Task objective: Some lines of these records may hold the word "summary"; state how many, using only the number.

(Entries taken from a collection)
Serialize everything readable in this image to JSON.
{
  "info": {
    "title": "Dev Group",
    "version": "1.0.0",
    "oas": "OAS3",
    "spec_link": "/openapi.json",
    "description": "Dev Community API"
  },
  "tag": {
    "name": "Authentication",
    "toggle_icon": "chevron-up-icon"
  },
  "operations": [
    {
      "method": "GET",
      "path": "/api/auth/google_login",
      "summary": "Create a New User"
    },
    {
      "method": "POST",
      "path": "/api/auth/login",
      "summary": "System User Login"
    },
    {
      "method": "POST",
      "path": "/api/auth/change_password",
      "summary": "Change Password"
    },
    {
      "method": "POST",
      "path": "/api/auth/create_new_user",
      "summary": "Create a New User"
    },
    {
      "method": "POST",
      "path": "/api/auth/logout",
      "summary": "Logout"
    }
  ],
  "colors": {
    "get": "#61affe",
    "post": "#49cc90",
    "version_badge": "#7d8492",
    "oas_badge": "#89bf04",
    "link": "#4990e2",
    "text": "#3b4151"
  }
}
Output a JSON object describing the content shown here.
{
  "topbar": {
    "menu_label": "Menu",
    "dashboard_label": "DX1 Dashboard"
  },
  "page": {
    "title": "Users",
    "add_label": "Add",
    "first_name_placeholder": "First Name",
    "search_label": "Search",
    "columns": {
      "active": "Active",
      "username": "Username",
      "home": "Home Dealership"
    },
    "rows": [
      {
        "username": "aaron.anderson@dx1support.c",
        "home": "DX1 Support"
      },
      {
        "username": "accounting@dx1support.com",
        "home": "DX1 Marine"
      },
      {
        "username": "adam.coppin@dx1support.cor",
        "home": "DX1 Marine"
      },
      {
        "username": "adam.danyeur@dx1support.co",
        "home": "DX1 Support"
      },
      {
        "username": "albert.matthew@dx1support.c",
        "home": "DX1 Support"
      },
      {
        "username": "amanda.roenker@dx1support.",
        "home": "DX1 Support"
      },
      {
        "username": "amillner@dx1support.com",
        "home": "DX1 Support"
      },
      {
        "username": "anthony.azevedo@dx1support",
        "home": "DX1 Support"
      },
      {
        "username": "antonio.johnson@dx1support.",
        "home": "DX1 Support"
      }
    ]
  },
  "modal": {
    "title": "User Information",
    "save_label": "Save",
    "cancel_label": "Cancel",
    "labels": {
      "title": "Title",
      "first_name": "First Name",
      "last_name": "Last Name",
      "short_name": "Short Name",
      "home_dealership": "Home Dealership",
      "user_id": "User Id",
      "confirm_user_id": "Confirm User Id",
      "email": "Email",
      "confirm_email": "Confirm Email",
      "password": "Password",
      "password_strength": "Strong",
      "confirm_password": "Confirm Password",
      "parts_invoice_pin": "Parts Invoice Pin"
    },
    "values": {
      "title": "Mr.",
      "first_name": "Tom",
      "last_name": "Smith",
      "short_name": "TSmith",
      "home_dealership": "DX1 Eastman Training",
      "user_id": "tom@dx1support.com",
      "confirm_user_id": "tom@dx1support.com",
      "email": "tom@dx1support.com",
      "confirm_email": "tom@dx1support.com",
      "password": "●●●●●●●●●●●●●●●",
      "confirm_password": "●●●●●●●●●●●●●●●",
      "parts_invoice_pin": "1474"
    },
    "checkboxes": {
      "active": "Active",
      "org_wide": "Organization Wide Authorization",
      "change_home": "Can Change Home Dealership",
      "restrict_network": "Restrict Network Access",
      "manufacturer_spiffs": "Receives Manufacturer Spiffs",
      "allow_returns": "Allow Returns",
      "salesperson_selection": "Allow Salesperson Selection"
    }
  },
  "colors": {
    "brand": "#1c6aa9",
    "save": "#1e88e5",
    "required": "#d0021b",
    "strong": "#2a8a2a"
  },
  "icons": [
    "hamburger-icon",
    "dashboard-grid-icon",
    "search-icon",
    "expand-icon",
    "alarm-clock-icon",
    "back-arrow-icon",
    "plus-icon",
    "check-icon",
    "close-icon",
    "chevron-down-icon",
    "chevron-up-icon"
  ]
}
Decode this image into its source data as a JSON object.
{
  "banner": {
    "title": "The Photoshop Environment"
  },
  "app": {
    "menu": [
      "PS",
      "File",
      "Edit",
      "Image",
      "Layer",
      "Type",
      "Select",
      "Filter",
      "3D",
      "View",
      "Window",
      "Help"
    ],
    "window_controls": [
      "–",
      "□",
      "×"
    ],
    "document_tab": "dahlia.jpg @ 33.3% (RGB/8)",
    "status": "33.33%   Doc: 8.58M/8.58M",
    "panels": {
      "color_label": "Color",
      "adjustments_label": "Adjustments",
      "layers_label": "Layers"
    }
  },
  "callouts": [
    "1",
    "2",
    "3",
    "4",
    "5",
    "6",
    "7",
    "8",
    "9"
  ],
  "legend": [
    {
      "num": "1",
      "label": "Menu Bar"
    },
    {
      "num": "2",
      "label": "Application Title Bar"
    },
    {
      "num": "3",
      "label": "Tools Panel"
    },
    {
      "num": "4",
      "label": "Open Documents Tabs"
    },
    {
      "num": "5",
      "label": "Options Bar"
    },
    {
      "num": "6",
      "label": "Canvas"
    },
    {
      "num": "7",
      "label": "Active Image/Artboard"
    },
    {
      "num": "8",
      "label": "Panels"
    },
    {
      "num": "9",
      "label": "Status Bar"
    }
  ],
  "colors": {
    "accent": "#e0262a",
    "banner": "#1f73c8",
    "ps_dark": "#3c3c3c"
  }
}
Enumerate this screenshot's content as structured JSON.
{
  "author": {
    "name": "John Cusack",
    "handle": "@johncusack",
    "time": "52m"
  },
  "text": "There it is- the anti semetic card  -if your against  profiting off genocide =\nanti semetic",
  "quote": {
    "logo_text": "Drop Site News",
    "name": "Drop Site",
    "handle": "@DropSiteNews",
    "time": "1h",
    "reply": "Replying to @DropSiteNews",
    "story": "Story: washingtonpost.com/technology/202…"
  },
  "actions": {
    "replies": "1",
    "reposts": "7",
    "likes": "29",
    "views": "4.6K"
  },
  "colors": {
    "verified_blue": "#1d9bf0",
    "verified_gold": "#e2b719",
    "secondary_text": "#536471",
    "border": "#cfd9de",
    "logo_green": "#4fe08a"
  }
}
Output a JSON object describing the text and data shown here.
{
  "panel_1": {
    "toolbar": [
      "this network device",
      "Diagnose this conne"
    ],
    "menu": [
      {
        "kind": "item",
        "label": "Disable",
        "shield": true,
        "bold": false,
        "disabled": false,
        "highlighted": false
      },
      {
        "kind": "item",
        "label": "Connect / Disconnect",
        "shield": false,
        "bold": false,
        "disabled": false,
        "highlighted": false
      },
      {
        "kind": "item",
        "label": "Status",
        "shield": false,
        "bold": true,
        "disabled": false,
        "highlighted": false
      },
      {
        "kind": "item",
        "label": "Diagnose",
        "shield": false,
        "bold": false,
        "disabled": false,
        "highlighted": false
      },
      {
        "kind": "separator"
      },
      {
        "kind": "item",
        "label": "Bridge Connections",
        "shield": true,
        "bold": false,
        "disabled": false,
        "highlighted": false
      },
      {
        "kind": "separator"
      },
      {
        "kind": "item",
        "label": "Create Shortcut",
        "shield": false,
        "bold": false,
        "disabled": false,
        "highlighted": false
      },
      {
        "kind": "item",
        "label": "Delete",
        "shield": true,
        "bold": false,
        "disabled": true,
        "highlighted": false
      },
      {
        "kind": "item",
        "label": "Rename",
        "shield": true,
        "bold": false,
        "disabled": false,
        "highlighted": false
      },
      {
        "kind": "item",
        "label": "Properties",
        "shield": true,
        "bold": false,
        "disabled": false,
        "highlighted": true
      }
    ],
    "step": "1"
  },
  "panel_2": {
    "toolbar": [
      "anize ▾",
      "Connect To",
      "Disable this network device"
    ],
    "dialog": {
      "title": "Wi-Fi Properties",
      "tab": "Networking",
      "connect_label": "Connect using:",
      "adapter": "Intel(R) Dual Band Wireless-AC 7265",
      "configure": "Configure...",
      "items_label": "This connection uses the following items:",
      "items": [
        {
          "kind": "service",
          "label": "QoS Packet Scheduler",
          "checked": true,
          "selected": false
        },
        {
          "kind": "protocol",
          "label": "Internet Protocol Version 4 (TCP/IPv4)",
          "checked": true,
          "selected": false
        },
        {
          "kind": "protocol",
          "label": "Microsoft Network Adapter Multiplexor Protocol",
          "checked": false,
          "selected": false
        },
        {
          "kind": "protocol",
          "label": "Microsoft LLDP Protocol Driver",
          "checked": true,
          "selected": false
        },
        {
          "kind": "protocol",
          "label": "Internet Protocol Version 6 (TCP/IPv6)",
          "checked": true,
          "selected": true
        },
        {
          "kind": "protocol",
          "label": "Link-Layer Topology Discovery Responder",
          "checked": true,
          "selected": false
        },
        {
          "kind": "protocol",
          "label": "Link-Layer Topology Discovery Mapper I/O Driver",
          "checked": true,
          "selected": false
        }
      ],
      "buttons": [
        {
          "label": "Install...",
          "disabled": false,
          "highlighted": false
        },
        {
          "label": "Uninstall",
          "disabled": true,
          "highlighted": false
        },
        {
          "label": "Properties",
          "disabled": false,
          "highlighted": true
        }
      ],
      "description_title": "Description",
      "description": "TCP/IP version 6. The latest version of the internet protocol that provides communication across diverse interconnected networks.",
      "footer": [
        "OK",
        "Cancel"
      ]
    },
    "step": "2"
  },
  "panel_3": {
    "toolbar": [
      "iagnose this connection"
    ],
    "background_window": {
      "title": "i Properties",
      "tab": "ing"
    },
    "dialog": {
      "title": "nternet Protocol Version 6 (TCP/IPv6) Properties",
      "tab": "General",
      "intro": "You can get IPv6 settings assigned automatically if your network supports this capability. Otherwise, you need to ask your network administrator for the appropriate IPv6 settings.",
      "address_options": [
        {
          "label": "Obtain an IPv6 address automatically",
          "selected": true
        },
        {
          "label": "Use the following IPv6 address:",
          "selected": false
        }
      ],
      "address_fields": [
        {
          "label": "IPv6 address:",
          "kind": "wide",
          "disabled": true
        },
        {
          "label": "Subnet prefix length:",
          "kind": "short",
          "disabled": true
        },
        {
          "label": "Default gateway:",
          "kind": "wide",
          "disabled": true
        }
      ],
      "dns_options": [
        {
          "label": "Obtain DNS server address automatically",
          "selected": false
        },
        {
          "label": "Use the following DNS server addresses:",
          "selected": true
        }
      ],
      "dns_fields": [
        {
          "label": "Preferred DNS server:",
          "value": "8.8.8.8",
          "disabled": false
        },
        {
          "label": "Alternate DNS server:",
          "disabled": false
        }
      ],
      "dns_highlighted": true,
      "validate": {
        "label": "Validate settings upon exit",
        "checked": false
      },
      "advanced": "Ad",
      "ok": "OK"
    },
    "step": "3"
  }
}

Response to this task: 5